• _WRITTEN REQUEST_
Your task is to transcribe all of the data below exactly, omitting the images.

# # # # # # #

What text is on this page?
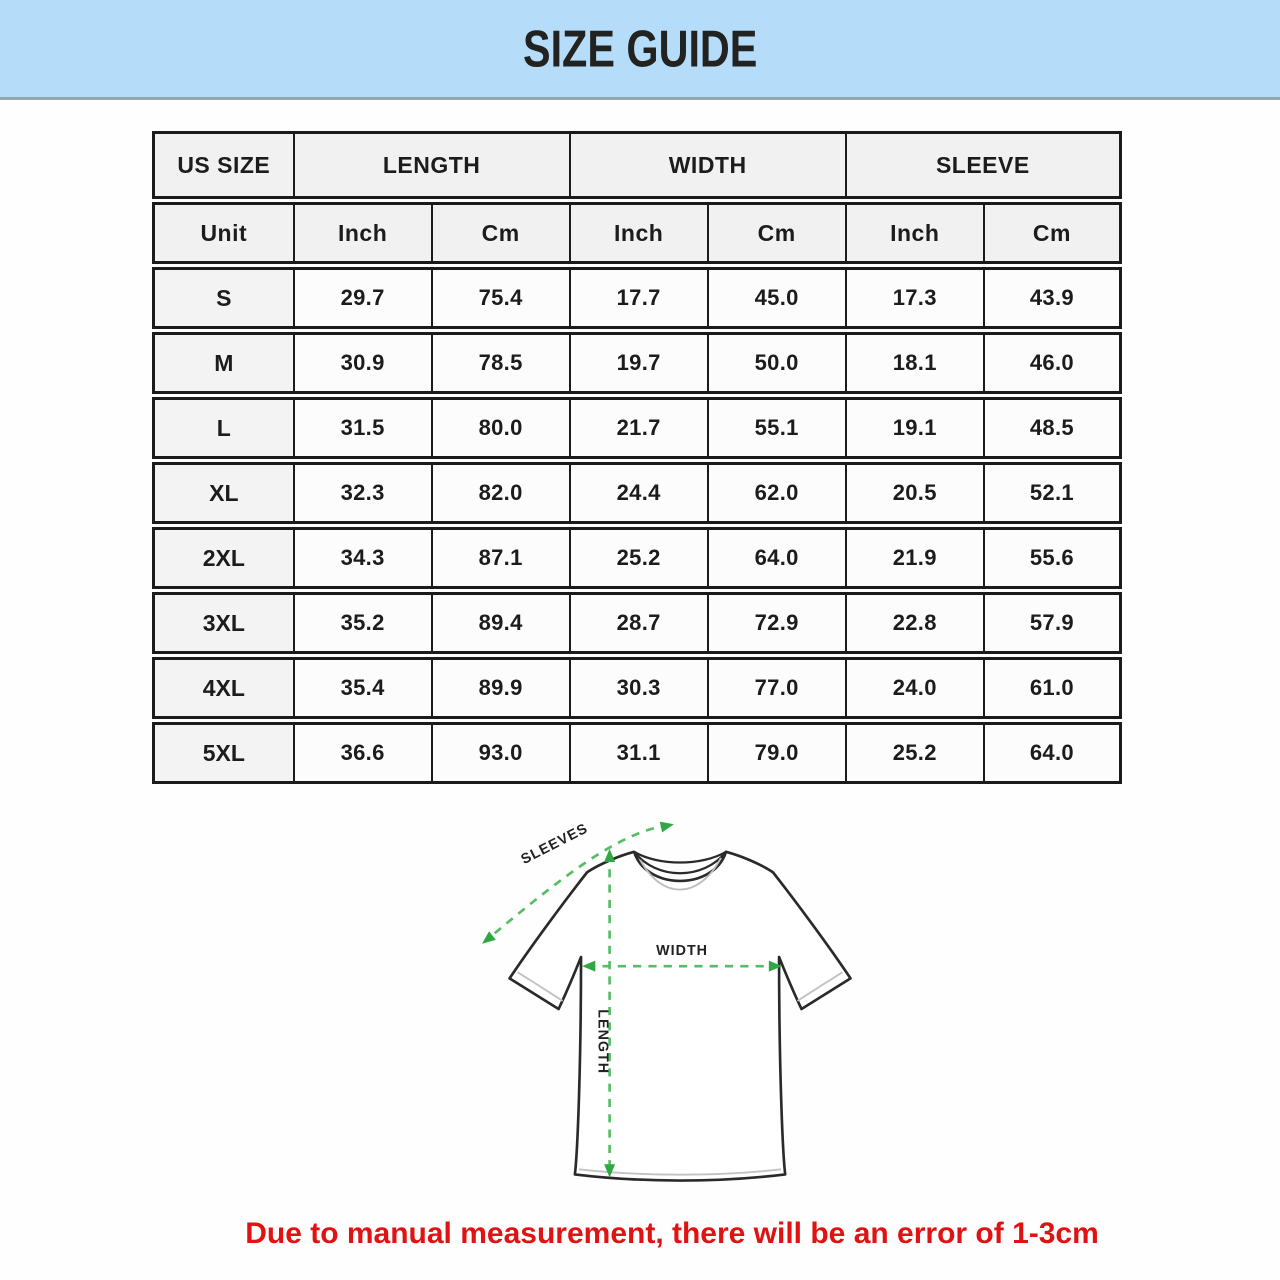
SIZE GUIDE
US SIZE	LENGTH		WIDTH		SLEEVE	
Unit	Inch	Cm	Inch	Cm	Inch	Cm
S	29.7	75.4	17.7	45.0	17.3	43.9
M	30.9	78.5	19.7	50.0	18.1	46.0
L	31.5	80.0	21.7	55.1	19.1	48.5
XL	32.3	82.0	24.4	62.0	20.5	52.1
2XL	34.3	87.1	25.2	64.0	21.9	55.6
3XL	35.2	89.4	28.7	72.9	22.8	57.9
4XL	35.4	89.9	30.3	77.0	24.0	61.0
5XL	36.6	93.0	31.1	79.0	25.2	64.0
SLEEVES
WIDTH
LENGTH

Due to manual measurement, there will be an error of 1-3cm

# # # # # # #

• _OUTPUT BELOW_
What text is on this page?
SIZE GUIDE
US SIZE	LENGTH		WIDTH		SLEEVE	
Unit	Inch	Cm	Inch	Cm	Inch	Cm
S	29.7	75.4	17.7	45.0	17.3	43.9
M	30.9	78.5	19.7	50.0	18.1	46.0
L	31.5	80.0	21.7	55.1	19.1	48.5
XL	32.3	82.0	24.4	62.0	20.5	52.1
2XL	34.3	87.1	25.2	64.0	21.9	55.6
3XL	35.2	89.4	28.7	72.9	22.8	57.9
4XL	35.4	89.9	30.3	77.0	24.0	61.0
5XL	36.6	93.0	31.1	79.0	25.2	64.0
SLEEVES
WIDTH
LENGTH

Due to manual measurement, there will be an error of 1-3cm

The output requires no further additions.